START
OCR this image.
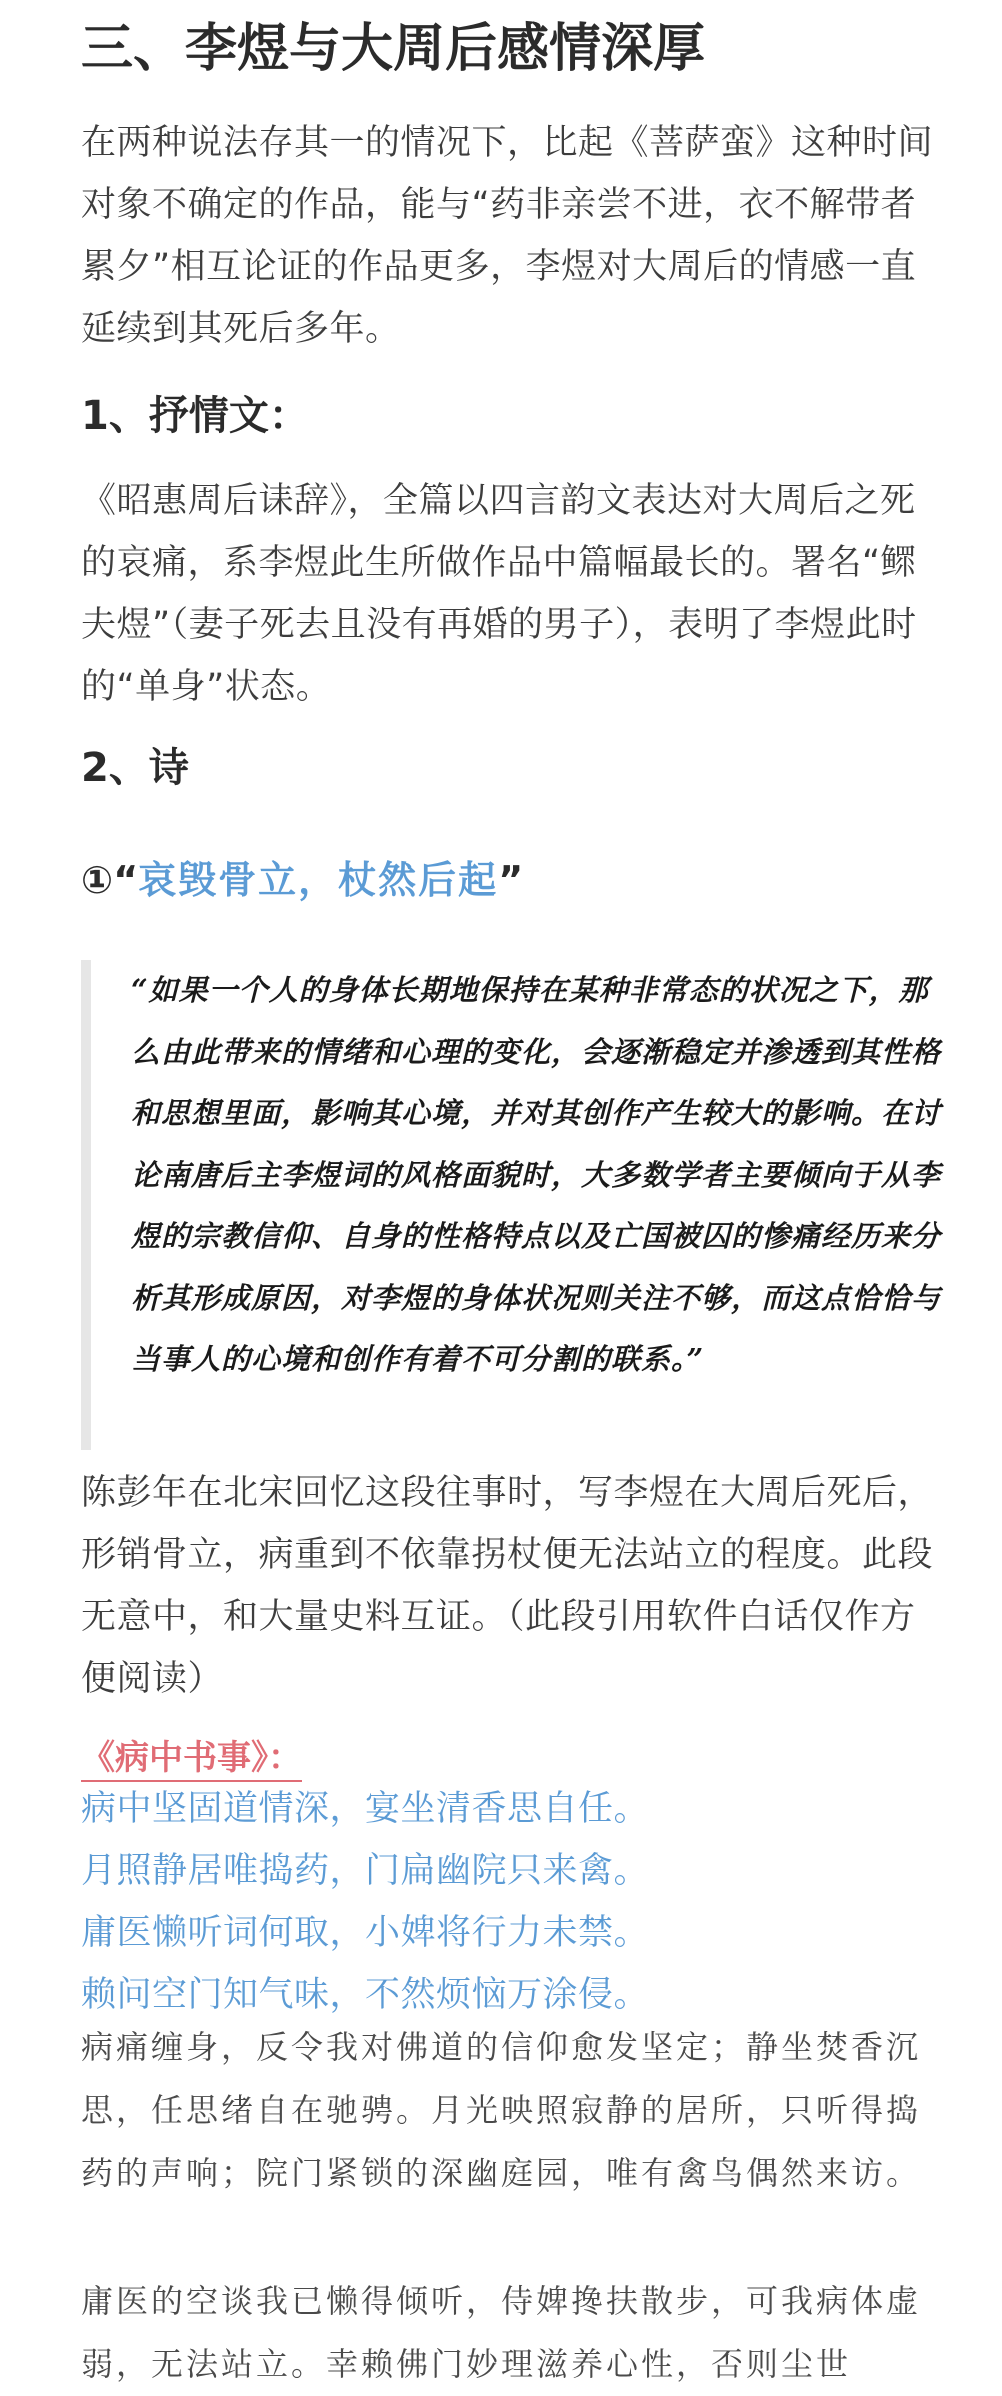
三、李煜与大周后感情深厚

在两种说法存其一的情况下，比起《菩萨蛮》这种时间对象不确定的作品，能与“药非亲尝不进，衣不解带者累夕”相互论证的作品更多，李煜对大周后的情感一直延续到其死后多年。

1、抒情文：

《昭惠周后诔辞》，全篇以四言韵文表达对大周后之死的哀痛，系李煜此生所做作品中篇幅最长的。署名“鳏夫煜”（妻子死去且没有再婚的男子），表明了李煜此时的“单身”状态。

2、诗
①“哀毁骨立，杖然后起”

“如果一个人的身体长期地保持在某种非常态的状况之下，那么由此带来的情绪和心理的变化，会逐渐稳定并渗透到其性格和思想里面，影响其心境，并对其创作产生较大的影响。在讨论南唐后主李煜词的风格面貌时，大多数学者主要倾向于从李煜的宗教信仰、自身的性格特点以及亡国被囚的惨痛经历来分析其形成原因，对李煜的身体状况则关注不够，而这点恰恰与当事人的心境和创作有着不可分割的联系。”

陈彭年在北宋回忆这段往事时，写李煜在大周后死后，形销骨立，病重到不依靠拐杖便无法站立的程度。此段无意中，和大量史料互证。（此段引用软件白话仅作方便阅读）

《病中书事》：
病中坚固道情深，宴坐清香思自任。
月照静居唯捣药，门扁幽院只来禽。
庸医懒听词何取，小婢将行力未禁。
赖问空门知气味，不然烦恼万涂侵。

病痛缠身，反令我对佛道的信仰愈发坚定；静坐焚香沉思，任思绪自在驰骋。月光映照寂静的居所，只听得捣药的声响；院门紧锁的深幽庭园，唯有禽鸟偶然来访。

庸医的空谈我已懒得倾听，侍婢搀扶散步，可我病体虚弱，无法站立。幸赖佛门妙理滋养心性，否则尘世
END
START
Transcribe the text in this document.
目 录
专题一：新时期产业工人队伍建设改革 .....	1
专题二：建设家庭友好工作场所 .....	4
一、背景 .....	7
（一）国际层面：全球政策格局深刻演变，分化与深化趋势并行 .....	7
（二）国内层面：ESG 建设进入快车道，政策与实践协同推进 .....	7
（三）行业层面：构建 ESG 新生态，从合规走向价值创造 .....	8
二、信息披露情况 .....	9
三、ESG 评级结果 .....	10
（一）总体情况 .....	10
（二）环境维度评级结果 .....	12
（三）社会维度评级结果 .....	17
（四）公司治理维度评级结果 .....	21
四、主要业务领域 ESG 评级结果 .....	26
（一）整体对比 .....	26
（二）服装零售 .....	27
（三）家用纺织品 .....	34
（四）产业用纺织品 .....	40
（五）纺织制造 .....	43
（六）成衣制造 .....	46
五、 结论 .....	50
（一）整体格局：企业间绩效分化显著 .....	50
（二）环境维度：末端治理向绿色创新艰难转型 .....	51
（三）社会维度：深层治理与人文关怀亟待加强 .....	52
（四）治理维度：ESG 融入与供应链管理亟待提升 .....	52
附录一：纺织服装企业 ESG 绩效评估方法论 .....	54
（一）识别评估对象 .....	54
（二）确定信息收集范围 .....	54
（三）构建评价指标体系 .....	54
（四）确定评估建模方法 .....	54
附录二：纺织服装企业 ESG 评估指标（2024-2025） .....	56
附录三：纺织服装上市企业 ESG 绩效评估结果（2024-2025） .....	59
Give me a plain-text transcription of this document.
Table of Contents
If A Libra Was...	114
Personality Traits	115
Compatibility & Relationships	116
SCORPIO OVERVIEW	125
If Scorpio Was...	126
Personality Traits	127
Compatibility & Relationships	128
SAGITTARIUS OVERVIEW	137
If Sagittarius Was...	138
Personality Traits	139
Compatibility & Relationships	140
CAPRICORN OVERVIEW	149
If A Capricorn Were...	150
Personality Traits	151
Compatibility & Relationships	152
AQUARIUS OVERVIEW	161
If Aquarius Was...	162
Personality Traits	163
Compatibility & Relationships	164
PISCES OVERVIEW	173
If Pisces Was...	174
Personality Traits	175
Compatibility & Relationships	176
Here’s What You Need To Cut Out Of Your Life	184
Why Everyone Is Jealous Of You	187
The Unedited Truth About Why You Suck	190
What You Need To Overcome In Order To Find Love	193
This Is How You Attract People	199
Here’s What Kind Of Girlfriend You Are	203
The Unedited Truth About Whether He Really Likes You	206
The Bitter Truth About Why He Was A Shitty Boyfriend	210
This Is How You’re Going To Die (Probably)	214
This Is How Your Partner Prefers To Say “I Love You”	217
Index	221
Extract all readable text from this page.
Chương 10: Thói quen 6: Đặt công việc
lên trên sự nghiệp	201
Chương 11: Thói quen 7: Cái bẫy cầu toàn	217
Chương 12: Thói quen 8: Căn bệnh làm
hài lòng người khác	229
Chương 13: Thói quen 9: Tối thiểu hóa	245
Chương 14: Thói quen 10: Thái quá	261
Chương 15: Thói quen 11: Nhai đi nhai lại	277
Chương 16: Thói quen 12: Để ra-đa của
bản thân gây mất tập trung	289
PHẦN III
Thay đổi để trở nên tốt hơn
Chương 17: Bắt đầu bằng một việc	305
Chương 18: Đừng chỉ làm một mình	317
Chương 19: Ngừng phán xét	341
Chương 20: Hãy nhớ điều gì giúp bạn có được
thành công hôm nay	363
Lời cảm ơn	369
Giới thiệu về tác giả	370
END
--- Objective ---
Filter the listing above for the string "Traits" and copy every matching line.

--- In response ---
Personality Traits	115
Personality Traits	127
Personality Traits	139
Personality Traits	151
Personality Traits	163
Personality Traits	175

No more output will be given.